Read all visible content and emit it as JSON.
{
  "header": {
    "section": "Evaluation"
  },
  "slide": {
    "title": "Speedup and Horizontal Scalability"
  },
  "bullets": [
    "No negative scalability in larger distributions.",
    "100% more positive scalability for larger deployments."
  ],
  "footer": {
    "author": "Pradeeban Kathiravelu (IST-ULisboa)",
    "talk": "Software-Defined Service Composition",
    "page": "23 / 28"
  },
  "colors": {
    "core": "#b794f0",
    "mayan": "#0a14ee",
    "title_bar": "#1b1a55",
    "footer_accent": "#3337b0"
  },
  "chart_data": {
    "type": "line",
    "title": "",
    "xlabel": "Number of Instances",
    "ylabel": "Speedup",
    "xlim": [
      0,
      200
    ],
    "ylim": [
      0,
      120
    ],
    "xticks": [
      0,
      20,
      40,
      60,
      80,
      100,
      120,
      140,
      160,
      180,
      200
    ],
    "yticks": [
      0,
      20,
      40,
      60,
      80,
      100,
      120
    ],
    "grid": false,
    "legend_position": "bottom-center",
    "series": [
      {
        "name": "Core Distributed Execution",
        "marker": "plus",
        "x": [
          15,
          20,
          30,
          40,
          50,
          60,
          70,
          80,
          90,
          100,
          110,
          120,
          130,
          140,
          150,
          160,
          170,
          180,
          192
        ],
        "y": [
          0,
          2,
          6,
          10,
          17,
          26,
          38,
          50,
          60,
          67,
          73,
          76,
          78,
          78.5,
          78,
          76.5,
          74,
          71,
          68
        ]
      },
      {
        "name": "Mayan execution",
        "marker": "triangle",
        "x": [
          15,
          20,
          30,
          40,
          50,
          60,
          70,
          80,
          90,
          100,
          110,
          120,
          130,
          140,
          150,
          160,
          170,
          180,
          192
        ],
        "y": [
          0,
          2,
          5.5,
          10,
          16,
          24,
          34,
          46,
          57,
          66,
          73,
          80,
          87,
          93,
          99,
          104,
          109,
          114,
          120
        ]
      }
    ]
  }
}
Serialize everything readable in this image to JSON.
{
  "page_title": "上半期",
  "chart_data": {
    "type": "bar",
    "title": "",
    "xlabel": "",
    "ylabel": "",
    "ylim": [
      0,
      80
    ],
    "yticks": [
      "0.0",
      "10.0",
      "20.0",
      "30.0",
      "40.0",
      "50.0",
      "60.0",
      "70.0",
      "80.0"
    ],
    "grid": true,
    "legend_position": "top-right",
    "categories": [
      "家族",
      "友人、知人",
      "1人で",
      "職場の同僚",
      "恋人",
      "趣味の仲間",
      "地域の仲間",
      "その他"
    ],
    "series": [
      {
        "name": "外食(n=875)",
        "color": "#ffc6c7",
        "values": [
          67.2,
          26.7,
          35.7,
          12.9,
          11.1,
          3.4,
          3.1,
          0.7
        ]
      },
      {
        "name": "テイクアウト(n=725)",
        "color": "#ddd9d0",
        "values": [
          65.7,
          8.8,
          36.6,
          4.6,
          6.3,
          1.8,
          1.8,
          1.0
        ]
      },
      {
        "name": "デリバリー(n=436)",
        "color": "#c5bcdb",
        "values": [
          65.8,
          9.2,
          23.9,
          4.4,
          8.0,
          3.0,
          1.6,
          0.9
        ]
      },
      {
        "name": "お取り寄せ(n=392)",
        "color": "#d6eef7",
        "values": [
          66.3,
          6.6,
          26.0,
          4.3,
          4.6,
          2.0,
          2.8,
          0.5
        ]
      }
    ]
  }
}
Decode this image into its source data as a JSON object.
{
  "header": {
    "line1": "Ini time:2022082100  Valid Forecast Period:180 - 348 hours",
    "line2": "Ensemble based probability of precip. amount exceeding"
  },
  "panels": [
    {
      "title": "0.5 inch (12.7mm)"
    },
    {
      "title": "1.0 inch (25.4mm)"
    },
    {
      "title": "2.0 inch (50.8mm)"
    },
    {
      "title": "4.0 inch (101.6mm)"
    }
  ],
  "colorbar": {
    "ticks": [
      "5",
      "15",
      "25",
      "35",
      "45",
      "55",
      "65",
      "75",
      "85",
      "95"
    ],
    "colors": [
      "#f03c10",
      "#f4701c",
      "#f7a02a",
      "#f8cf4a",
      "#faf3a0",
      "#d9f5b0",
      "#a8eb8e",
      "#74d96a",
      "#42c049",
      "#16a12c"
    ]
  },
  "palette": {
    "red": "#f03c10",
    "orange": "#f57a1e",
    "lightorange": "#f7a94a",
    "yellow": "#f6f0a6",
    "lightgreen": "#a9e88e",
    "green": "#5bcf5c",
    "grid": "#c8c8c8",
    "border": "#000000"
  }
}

→ **Your task**
The records above must be repeated exactly, every one of them.

→ **Exercise solution**
Read all visible content and emit it as JSON.
{
  "header": {
    "section": "Evaluation"
  },
  "slide": {
    "title": "Speedup and Horizontal Scalability"
  },
  "bullets": [
    "No negative scalability in larger distributions.",
    "100% more positive scalability for larger deployments."
  ],
  "footer": {
    "author": "Pradeeban Kathiravelu (IST-ULisboa)",
    "talk": "Software-Defined Service Composition",
    "page": "23 / 28"
  },
  "colors": {
    "core": "#b794f0",
    "mayan": "#0a14ee",
    "title_bar": "#1b1a55",
    "footer_accent": "#3337b0"
  },
  "chart_data": {
    "type": "line",
    "title": "",
    "xlabel": "Number of Instances",
    "ylabel": "Speedup",
    "xlim": [
      0,
      200
    ],
    "ylim": [
      0,
      120
    ],
    "xticks": [
      0,
      20,
      40,
      60,
      80,
      100,
      120,
      140,
      160,
      180,
      200
    ],
    "yticks": [
      0,
      20,
      40,
      60,
      80,
      100,
      120
    ],
    "grid": false,
    "legend_position": "bottom-center",
    "series": [
      {
        "name": "Core Distributed Execution",
        "marker": "plus",
        "x": [
          15,
          20,
          30,
          40,
          50,
          60,
          70,
          80,
          90,
          100,
          110,
          120,
          130,
          140,
          150,
          160,
          170,
          180,
          192
        ],
        "y": [
          0,
          2,
          6,
          10,
          17,
          26,
          38,
          50,
          60,
          67,
          73,
          76,
          78,
          78.5,
          78,
          76.5,
          74,
          71,
          68
        ]
      },
      {
        "name": "Mayan execution",
        "marker": "triangle",
        "x": [
          15,
          20,
          30,
          40,
          50,
          60,
          70,
          80,
          90,
          100,
          110,
          120,
          130,
          140,
          150,
          160,
          170,
          180,
          192
        ],
        "y": [
          0,
          2,
          5.5,
          10,
          16,
          24,
          34,
          46,
          57,
          66,
          73,
          80,
          87,
          93,
          99,
          104,
          109,
          114,
          120
        ]
      }
    ]
  }
}
Serialize everything readable in this image to JSON.
{
  "page_title": "上半期",
  "chart_data": {
    "type": "bar",
    "title": "",
    "xlabel": "",
    "ylabel": "",
    "ylim": [
      0,
      80
    ],
    "yticks": [
      "0.0",
      "10.0",
      "20.0",
      "30.0",
      "40.0",
      "50.0",
      "60.0",
      "70.0",
      "80.0"
    ],
    "grid": true,
    "legend_position": "top-right",
    "categories": [
      "家族",
      "友人、知人",
      "1人で",
      "職場の同僚",
      "恋人",
      "趣味の仲間",
      "地域の仲間",
      "その他"
    ],
    "series": [
      {
        "name": "外食(n=875)",
        "color": "#ffc6c7",
        "values": [
          67.2,
          26.7,
          35.7,
          12.9,
          11.1,
          3.4,
          3.1,
          0.7
        ]
      },
      {
        "name": "テイクアウト(n=725)",
        "color": "#ddd9d0",
        "values": [
          65.7,
          8.8,
          36.6,
          4.6,
          6.3,
          1.8,
          1.8,
          1.0
        ]
      },
      {
        "name": "デリバリー(n=436)",
        "color": "#c5bcdb",
        "values": [
          65.8,
          9.2,
          23.9,
          4.4,
          8.0,
          3.0,
          1.6,
          0.9
        ]
      },
      {
        "name": "お取り寄せ(n=392)",
        "color": "#d6eef7",
        "values": [
          66.3,
          6.6,
          26.0,
          4.3,
          4.6,
          2.0,
          2.8,
          0.5
        ]
      }
    ]
  }
}
Decode this image into its source data as a JSON object.
{
  "header": {
    "line1": "Ini time:2022082100  Valid Forecast Period:180 - 348 hours",
    "line2": "Ensemble based probability of precip. amount exceeding"
  },
  "panels": [
    {
      "title": "0.5 inch (12.7mm)"
    },
    {
      "title": "1.0 inch (25.4mm)"
    },
    {
      "title": "2.0 inch (50.8mm)"
    },
    {
      "title": "4.0 inch (101.6mm)"
    }
  ],
  "colorbar": {
    "ticks": [
      "5",
      "15",
      "25",
      "35",
      "45",
      "55",
      "65",
      "75",
      "85",
      "95"
    ],
    "colors": [
      "#f03c10",
      "#f4701c",
      "#f7a02a",
      "#f8cf4a",
      "#faf3a0",
      "#d9f5b0",
      "#a8eb8e",
      "#74d96a",
      "#42c049",
      "#16a12c"
    ]
  },
  "palette": {
    "red": "#f03c10",
    "orange": "#f57a1e",
    "lightorange": "#f7a94a",
    "yellow": "#f6f0a6",
    "lightgreen": "#a9e88e",
    "green": "#5bcf5c",
    "grid": "#c8c8c8",
    "border": "#000000"
  }
}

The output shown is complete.